— Begin —

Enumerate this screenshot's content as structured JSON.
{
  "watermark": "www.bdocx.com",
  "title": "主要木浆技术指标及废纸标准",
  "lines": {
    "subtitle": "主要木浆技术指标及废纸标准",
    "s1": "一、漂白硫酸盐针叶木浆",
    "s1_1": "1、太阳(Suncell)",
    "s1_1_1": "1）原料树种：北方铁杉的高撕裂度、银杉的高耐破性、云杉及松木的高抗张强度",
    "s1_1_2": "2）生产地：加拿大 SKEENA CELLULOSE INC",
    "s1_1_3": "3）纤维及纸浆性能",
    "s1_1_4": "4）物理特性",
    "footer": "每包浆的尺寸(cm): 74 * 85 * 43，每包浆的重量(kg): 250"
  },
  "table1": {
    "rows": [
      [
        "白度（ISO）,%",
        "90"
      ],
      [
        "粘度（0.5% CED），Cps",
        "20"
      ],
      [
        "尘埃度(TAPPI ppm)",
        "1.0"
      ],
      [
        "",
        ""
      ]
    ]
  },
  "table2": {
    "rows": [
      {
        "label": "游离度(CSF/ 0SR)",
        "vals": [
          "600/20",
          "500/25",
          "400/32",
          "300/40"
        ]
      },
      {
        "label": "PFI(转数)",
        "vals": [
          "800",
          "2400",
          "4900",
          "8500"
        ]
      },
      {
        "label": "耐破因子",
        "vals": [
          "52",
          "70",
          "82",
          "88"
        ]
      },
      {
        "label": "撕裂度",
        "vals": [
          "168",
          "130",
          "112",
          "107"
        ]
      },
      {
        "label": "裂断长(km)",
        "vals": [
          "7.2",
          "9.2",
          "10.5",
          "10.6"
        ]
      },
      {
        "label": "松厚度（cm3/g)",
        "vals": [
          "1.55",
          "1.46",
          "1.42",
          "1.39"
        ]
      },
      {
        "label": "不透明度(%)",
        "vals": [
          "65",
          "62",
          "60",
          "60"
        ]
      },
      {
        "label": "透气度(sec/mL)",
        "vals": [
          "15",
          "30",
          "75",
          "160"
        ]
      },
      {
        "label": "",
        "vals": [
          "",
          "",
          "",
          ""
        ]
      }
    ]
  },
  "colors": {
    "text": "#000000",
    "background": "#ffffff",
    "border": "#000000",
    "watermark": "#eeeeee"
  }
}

— End —

> [Exercise requirements]:
Each line of the material must be restated exactly.

> [Written reply]:
Enumerate this screenshot's content as structured JSON.
{
  "watermark": "www.bdocx.com",
  "title": "主要木浆技术指标及废纸标准",
  "lines": {
    "subtitle": "主要木浆技术指标及废纸标准",
    "s1": "一、漂白硫酸盐针叶木浆",
    "s1_1": "1、太阳(Suncell)",
    "s1_1_1": "1）原料树种：北方铁杉的高撕裂度、银杉的高耐破性、云杉及松木的高抗张强度",
    "s1_1_2": "2）生产地：加拿大 SKEENA CELLULOSE INC",
    "s1_1_3": "3）纤维及纸浆性能",
    "s1_1_4": "4）物理特性",
    "footer": "每包浆的尺寸(cm): 74 * 85 * 43，每包浆的重量(kg): 250"
  },
  "table1": {
    "rows": [
      [
        "白度（ISO）,%",
        "90"
      ],
      [
        "粘度（0.5% CED），Cps",
        "20"
      ],
      [
        "尘埃度(TAPPI ppm)",
        "1.0"
      ],
      [
        "",
        ""
      ]
    ]
  },
  "table2": {
    "rows": [
      {
        "label": "游离度(CSF/ 0SR)",
        "vals": [
          "600/20",
          "500/25",
          "400/32",
          "300/40"
        ]
      },
      {
        "label": "PFI(转数)",
        "vals": [
          "800",
          "2400",
          "4900",
          "8500"
        ]
      },
      {
        "label": "耐破因子",
        "vals": [
          "52",
          "70",
          "82",
          "88"
        ]
      },
      {
        "label": "撕裂度",
        "vals": [
          "168",
          "130",
          "112",
          "107"
        ]
      },
      {
        "label": "裂断长(km)",
        "vals": [
          "7.2",
          "9.2",
          "10.5",
          "10.6"
        ]
      },
      {
        "label": "松厚度（cm3/g)",
        "vals": [
          "1.55",
          "1.46",
          "1.42",
          "1.39"
        ]
      },
      {
        "label": "不透明度(%)",
        "vals": [
          "65",
          "62",
          "60",
          "60"
        ]
      },
      {
        "label": "透气度(sec/mL)",
        "vals": [
          "15",
          "30",
          "75",
          "160"
        ]
      },
      {
        "label": "",
        "vals": [
          "",
          "",
          "",
          ""
        ]
      }
    ]
  },
  "colors": {
    "text": "#000000",
    "background": "#ffffff",
    "border": "#000000",
    "watermark": "#eeeeee"
  }
}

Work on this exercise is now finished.